Return each entry exactly, with none missing.

* start Extracted records *

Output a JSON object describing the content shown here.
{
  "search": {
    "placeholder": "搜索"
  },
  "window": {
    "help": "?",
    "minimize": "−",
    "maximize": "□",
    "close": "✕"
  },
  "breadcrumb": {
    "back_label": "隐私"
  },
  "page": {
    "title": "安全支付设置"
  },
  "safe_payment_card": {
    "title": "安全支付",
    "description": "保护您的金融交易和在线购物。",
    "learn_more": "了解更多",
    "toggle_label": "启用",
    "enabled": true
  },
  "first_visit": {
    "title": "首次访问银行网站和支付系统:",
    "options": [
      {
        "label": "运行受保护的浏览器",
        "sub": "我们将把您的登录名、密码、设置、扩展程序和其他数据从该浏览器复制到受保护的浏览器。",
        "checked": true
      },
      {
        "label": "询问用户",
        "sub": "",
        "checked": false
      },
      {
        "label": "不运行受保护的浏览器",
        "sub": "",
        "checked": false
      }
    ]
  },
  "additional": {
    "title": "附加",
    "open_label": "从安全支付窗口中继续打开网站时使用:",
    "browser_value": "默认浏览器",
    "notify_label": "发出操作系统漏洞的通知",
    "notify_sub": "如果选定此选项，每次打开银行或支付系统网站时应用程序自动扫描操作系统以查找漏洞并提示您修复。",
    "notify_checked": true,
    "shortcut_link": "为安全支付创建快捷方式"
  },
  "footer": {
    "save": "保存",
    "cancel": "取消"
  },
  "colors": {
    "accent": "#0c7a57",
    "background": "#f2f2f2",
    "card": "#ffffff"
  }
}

* end Extracted records *

Result:
Output a JSON object describing the content shown here.
{
  "search": {
    "placeholder": "搜索"
  },
  "window": {
    "help": "?",
    "minimize": "−",
    "maximize": "□",
    "close": "✕"
  },
  "breadcrumb": {
    "back_label": "隐私"
  },
  "page": {
    "title": "安全支付设置"
  },
  "safe_payment_card": {
    "title": "安全支付",
    "description": "保护您的金融交易和在线购物。",
    "learn_more": "了解更多",
    "toggle_label": "启用",
    "enabled": true
  },
  "first_visit": {
    "title": "首次访问银行网站和支付系统:",
    "options": [
      {
        "label": "运行受保护的浏览器",
        "sub": "我们将把您的登录名、密码、设置、扩展程序和其他数据从该浏览器复制到受保护的浏览器。",
        "checked": true
      },
      {
        "label": "询问用户",
        "sub": "",
        "checked": false
      },
      {
        "label": "不运行受保护的浏览器",
        "sub": "",
        "checked": false
      }
    ]
  },
  "additional": {
    "title": "附加",
    "open_label": "从安全支付窗口中继续打开网站时使用:",
    "browser_value": "默认浏览器",
    "notify_label": "发出操作系统漏洞的通知",
    "notify_sub": "如果选定此选项，每次打开银行或支付系统网站时应用程序自动扫描操作系统以查找漏洞并提示您修复。",
    "notify_checked": true,
    "shortcut_link": "为安全支付创建快捷方式"
  },
  "footer": {
    "save": "保存",
    "cancel": "取消"
  },
  "colors": {
    "accent": "#0c7a57",
    "background": "#f2f2f2",
    "card": "#ffffff"
  }
}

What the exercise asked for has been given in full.